#### Instructions for the task
Work through the data and report how many lines include the string "JSON", giving the number alone.

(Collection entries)

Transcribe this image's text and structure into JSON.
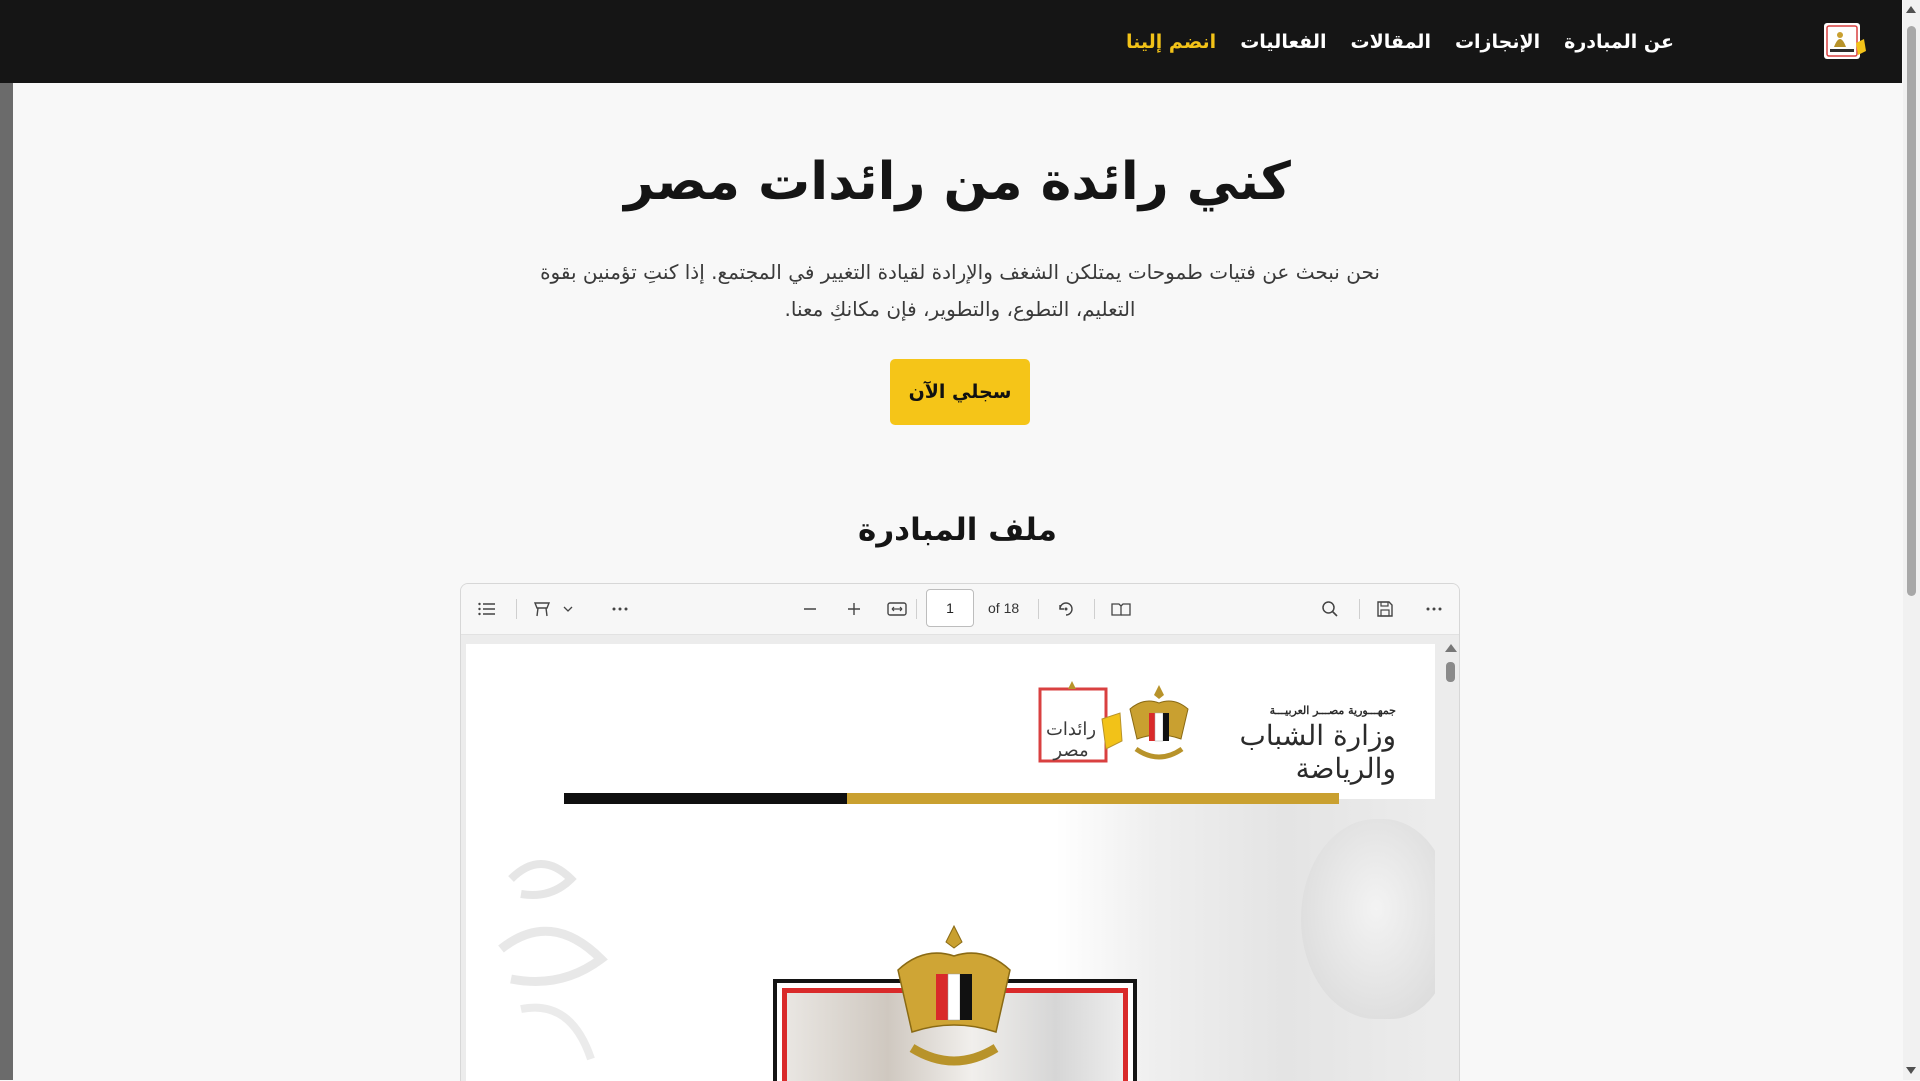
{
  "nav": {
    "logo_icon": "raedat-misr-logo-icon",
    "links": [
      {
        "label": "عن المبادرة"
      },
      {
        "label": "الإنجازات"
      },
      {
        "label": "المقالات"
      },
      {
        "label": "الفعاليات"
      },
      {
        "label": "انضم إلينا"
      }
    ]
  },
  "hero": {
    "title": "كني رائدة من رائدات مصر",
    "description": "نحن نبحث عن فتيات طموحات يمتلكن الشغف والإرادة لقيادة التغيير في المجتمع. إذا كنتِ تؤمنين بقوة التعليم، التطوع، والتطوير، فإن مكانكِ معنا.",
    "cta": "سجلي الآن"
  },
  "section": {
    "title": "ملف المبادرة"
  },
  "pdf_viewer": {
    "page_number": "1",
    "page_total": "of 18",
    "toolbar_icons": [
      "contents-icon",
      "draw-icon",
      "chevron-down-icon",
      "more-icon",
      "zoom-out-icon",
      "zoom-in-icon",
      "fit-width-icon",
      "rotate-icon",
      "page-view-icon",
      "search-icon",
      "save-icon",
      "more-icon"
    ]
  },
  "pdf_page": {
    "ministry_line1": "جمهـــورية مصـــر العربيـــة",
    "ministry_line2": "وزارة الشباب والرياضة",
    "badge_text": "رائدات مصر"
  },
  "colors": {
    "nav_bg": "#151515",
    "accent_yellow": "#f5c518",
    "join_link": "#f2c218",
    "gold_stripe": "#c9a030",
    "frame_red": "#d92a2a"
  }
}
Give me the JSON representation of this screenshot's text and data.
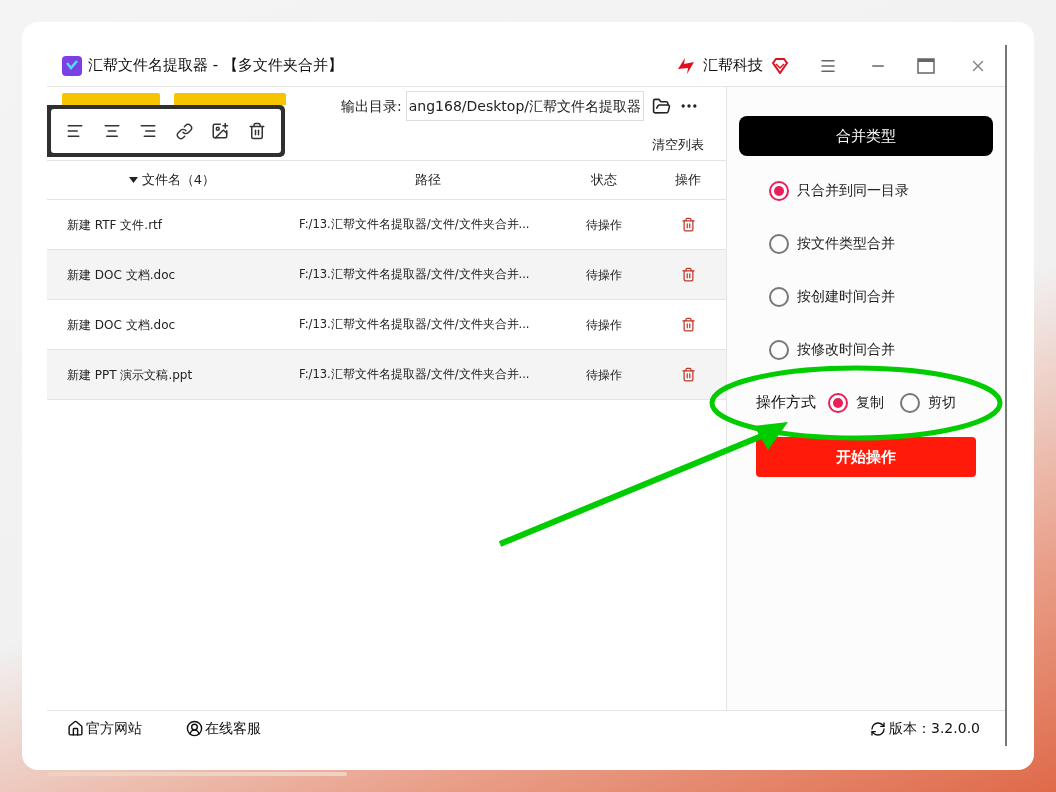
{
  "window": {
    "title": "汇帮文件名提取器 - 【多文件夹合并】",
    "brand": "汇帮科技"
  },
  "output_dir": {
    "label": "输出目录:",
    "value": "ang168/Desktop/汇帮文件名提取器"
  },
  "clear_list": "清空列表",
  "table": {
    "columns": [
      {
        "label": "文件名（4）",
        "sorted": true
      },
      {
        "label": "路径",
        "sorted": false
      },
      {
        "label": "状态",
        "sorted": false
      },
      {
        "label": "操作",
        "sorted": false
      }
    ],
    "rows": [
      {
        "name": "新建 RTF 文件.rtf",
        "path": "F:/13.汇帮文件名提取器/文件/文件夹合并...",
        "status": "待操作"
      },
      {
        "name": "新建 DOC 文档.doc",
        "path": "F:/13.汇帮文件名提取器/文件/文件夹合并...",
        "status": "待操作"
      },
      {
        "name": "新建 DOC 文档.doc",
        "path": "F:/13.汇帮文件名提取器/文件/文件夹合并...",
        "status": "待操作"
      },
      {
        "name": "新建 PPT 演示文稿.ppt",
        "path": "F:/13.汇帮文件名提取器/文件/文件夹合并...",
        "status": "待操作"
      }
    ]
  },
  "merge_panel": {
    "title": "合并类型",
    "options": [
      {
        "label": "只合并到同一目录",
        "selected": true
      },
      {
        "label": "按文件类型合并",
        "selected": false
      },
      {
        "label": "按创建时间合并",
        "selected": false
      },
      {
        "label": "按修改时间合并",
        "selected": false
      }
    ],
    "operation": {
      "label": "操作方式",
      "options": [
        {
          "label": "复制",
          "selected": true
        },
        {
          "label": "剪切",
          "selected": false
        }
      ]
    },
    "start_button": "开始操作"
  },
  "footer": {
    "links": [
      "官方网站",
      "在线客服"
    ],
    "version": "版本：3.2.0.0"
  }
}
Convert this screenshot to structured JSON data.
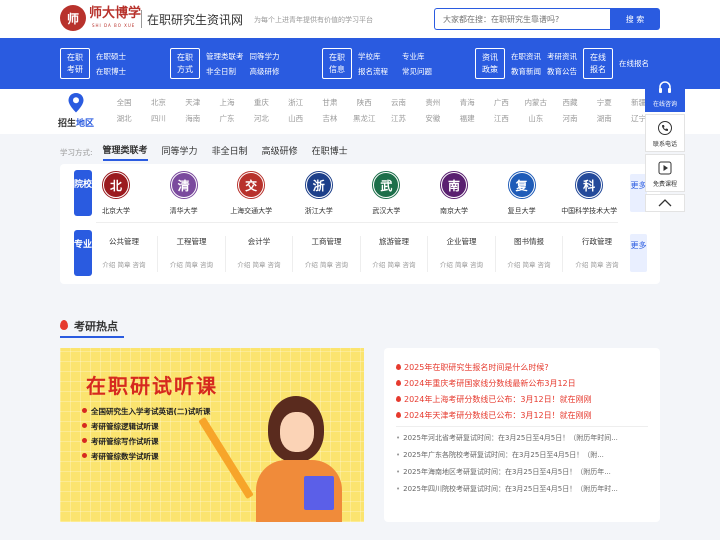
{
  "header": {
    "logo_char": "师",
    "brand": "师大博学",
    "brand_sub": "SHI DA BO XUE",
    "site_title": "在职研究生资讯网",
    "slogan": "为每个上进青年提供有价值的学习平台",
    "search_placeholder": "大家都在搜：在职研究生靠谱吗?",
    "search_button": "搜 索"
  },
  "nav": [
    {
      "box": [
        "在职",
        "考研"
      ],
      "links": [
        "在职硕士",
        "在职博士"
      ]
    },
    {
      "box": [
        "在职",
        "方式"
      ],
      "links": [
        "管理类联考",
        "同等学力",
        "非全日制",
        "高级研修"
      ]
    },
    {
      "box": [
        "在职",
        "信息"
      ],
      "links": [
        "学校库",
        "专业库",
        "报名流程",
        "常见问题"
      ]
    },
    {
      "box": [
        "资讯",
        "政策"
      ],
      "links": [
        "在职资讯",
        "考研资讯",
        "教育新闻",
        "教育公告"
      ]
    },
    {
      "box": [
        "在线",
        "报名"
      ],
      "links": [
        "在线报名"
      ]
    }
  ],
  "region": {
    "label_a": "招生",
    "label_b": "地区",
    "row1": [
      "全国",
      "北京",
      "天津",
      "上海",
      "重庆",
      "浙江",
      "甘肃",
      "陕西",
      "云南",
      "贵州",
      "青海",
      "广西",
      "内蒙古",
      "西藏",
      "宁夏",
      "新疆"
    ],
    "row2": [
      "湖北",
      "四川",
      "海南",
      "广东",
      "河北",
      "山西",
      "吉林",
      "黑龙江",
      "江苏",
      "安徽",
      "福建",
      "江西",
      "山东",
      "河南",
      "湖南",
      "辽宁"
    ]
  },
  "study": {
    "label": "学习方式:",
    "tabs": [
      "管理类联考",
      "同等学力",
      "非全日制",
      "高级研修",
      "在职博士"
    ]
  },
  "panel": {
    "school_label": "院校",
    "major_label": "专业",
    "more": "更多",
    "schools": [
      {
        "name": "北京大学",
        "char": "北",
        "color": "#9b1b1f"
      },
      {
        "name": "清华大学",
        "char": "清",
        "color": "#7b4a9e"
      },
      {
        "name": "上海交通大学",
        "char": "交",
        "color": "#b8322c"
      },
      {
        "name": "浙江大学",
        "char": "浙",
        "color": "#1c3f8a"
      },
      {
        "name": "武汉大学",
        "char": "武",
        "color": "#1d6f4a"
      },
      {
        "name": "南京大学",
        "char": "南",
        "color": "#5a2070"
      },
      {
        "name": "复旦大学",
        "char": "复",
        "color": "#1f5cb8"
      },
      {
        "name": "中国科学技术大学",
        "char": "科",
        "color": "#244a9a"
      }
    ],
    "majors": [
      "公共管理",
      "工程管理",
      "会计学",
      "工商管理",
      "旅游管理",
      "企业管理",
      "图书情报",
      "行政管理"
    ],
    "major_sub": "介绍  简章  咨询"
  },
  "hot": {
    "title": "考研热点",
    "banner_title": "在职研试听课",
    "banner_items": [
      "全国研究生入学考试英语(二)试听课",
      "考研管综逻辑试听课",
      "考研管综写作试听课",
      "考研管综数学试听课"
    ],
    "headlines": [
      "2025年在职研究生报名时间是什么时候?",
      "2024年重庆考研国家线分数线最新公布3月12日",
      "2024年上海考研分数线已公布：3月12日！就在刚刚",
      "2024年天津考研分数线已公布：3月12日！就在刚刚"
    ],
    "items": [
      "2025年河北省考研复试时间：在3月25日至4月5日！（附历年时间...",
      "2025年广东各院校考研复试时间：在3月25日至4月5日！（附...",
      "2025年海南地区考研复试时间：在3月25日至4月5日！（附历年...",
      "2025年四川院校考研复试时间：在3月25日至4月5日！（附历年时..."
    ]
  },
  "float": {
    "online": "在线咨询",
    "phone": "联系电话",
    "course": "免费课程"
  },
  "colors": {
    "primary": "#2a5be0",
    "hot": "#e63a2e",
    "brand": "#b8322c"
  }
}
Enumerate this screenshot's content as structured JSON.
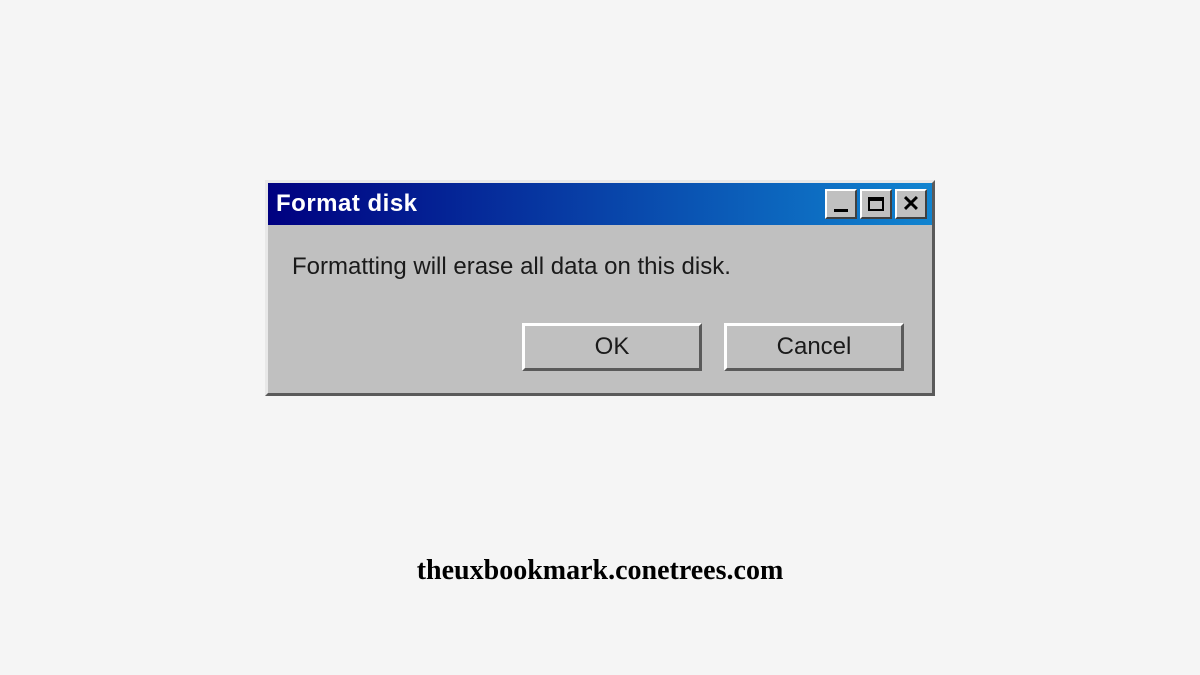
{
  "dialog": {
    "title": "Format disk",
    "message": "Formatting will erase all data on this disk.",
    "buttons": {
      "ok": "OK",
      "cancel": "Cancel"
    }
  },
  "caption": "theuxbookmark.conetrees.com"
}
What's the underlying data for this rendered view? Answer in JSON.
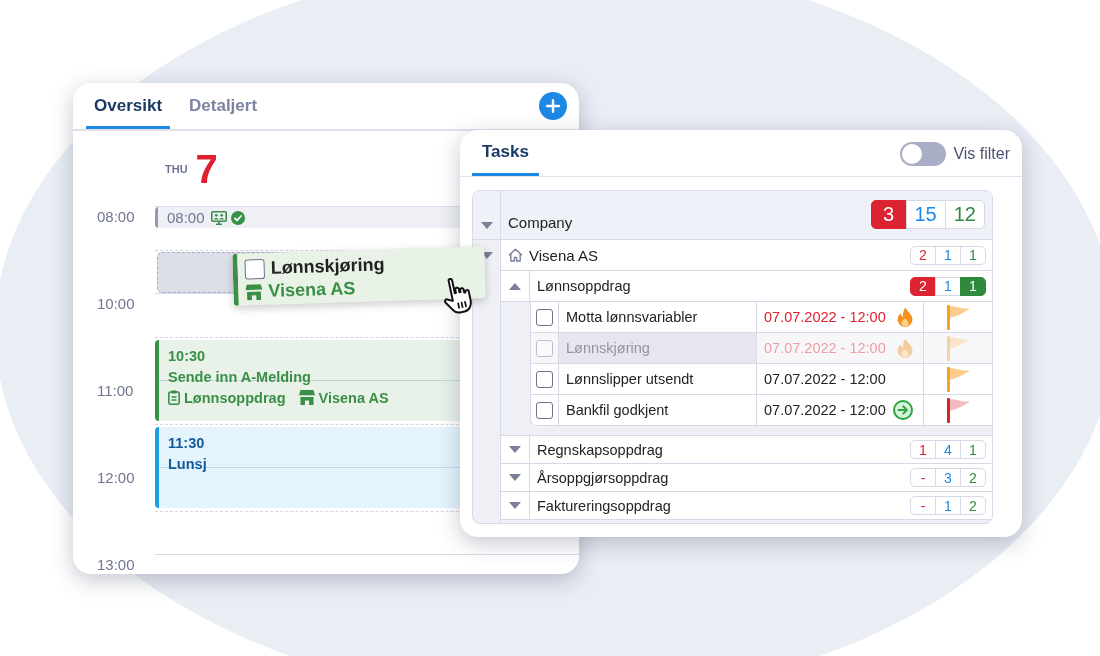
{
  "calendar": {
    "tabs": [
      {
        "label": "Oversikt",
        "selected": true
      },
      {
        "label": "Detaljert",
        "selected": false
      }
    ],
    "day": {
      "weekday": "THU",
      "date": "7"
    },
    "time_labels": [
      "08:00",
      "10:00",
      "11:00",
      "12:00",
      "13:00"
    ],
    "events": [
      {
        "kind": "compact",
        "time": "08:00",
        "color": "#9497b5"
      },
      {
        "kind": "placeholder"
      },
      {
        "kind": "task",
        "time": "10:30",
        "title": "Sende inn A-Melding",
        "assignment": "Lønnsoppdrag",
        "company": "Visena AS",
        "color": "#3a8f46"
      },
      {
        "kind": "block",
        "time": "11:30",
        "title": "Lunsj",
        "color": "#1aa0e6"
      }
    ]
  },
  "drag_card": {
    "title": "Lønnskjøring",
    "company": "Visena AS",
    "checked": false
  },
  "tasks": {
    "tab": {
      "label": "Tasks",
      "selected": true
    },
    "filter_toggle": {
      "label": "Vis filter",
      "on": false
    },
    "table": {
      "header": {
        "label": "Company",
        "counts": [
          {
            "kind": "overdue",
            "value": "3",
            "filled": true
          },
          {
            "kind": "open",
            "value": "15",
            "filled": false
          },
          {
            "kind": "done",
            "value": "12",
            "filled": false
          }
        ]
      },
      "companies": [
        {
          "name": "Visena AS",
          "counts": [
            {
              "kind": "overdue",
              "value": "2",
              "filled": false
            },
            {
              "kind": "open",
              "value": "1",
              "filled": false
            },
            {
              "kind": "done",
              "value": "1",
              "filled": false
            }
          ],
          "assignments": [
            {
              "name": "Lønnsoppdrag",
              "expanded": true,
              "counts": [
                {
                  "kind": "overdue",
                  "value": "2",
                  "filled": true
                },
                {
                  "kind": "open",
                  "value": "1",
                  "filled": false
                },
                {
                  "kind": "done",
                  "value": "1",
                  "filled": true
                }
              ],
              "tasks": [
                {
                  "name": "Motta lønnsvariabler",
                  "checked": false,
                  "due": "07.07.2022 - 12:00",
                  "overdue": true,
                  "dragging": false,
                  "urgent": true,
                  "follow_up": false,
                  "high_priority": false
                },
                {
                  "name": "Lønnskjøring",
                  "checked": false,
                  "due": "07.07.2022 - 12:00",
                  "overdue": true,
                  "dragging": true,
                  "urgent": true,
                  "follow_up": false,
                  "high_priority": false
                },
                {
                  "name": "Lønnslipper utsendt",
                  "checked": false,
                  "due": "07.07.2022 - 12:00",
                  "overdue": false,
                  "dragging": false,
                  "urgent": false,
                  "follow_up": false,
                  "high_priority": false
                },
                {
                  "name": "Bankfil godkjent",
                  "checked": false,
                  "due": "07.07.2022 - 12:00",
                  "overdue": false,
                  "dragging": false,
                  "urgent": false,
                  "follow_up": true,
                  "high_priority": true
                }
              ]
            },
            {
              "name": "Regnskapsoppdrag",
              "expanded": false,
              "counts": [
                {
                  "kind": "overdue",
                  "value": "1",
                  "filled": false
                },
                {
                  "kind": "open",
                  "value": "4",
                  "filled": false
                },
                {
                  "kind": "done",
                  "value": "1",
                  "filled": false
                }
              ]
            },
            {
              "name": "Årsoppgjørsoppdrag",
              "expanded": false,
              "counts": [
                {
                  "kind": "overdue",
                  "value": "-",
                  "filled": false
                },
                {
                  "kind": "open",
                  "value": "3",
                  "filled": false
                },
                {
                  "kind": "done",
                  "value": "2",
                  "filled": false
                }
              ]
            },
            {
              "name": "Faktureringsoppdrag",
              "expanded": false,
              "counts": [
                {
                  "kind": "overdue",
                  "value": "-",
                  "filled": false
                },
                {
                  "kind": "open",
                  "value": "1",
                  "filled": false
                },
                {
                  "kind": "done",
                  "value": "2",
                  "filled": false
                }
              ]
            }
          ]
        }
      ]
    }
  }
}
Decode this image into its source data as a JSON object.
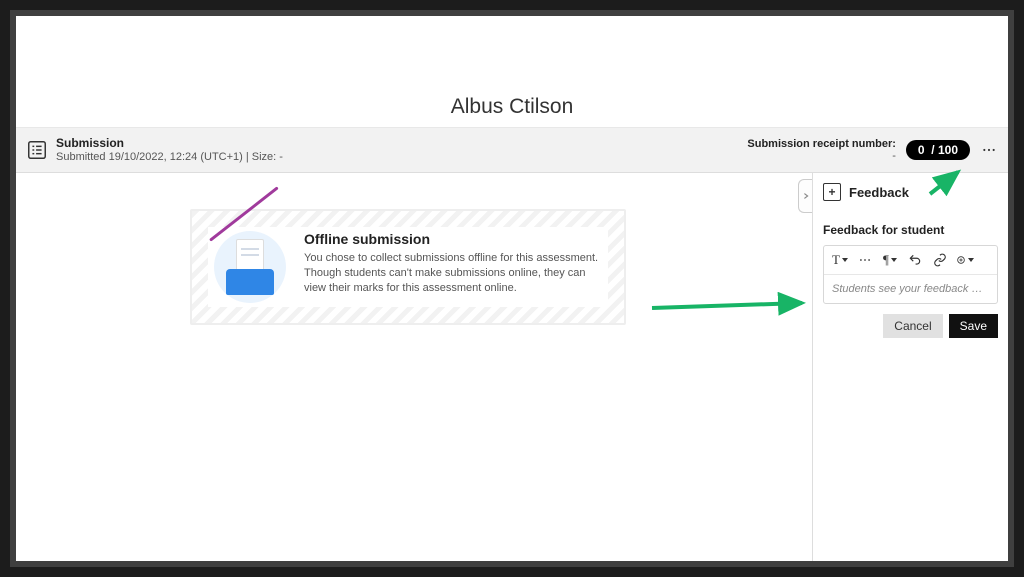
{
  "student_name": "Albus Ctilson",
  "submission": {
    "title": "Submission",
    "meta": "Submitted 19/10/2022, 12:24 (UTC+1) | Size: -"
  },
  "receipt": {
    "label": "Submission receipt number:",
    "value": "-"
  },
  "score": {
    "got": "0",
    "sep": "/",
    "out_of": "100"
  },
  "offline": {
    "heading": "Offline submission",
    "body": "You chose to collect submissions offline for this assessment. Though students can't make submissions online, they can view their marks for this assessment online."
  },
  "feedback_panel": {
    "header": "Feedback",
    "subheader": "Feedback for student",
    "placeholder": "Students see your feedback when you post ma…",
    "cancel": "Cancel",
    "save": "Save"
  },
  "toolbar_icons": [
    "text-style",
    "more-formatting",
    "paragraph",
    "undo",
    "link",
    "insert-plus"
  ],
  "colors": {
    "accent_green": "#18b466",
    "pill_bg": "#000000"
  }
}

#### Solution to this exercise
6